*Provided material*:
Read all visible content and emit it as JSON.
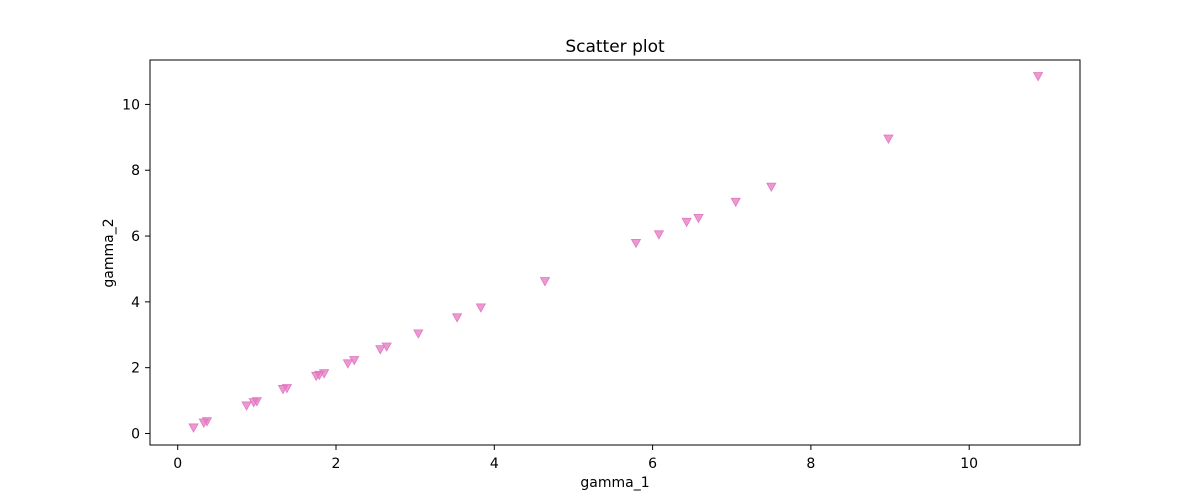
{
  "chart_data": {
    "type": "scatter",
    "title": "Scatter plot",
    "xlabel": "gamma_1",
    "ylabel": "gamma_2",
    "xlim": [
      -0.35,
      11.4
    ],
    "ylim": [
      -0.35,
      11.35
    ],
    "xticks": [
      0,
      2,
      4,
      6,
      8,
      10
    ],
    "yticks": [
      0,
      2,
      4,
      6,
      8,
      10
    ],
    "grid": false,
    "marker": "triangle-down",
    "color": "#e377c2",
    "points": [
      {
        "x": 0.2,
        "y": 0.18
      },
      {
        "x": 0.33,
        "y": 0.33
      },
      {
        "x": 0.37,
        "y": 0.37
      },
      {
        "x": 0.87,
        "y": 0.85
      },
      {
        "x": 0.96,
        "y": 0.95
      },
      {
        "x": 1.0,
        "y": 0.98
      },
      {
        "x": 1.33,
        "y": 1.35
      },
      {
        "x": 1.38,
        "y": 1.38
      },
      {
        "x": 1.75,
        "y": 1.75
      },
      {
        "x": 1.79,
        "y": 1.78
      },
      {
        "x": 1.85,
        "y": 1.83
      },
      {
        "x": 2.15,
        "y": 2.13
      },
      {
        "x": 2.23,
        "y": 2.23
      },
      {
        "x": 2.56,
        "y": 2.56
      },
      {
        "x": 2.64,
        "y": 2.64
      },
      {
        "x": 3.04,
        "y": 3.04
      },
      {
        "x": 3.53,
        "y": 3.53
      },
      {
        "x": 3.83,
        "y": 3.83
      },
      {
        "x": 4.64,
        "y": 4.63
      },
      {
        "x": 5.79,
        "y": 5.79
      },
      {
        "x": 6.08,
        "y": 6.05
      },
      {
        "x": 6.43,
        "y": 6.43
      },
      {
        "x": 6.58,
        "y": 6.55
      },
      {
        "x": 7.05,
        "y": 7.04
      },
      {
        "x": 7.5,
        "y": 7.5
      },
      {
        "x": 8.98,
        "y": 8.96
      },
      {
        "x": 10.87,
        "y": 10.86
      }
    ]
  }
}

*What is needed*: Make a verbatim copy of all the entries and strip out the pictures.

*Task output*:
Read all visible content and emit it as JSON.
{
  "chart_data": {
    "type": "scatter",
    "title": "Scatter plot",
    "xlabel": "gamma_1",
    "ylabel": "gamma_2",
    "xlim": [
      -0.35,
      11.4
    ],
    "ylim": [
      -0.35,
      11.35
    ],
    "xticks": [
      0,
      2,
      4,
      6,
      8,
      10
    ],
    "yticks": [
      0,
      2,
      4,
      6,
      8,
      10
    ],
    "grid": false,
    "marker": "triangle-down",
    "color": "#e377c2",
    "points": [
      {
        "x": 0.2,
        "y": 0.18
      },
      {
        "x": 0.33,
        "y": 0.33
      },
      {
        "x": 0.37,
        "y": 0.37
      },
      {
        "x": 0.87,
        "y": 0.85
      },
      {
        "x": 0.96,
        "y": 0.95
      },
      {
        "x": 1.0,
        "y": 0.98
      },
      {
        "x": 1.33,
        "y": 1.35
      },
      {
        "x": 1.38,
        "y": 1.38
      },
      {
        "x": 1.75,
        "y": 1.75
      },
      {
        "x": 1.79,
        "y": 1.78
      },
      {
        "x": 1.85,
        "y": 1.83
      },
      {
        "x": 2.15,
        "y": 2.13
      },
      {
        "x": 2.23,
        "y": 2.23
      },
      {
        "x": 2.56,
        "y": 2.56
      },
      {
        "x": 2.64,
        "y": 2.64
      },
      {
        "x": 3.04,
        "y": 3.04
      },
      {
        "x": 3.53,
        "y": 3.53
      },
      {
        "x": 3.83,
        "y": 3.83
      },
      {
        "x": 4.64,
        "y": 4.63
      },
      {
        "x": 5.79,
        "y": 5.79
      },
      {
        "x": 6.08,
        "y": 6.05
      },
      {
        "x": 6.43,
        "y": 6.43
      },
      {
        "x": 6.58,
        "y": 6.55
      },
      {
        "x": 7.05,
        "y": 7.04
      },
      {
        "x": 7.5,
        "y": 7.5
      },
      {
        "x": 8.98,
        "y": 8.96
      },
      {
        "x": 10.87,
        "y": 10.86
      }
    ]
  }
}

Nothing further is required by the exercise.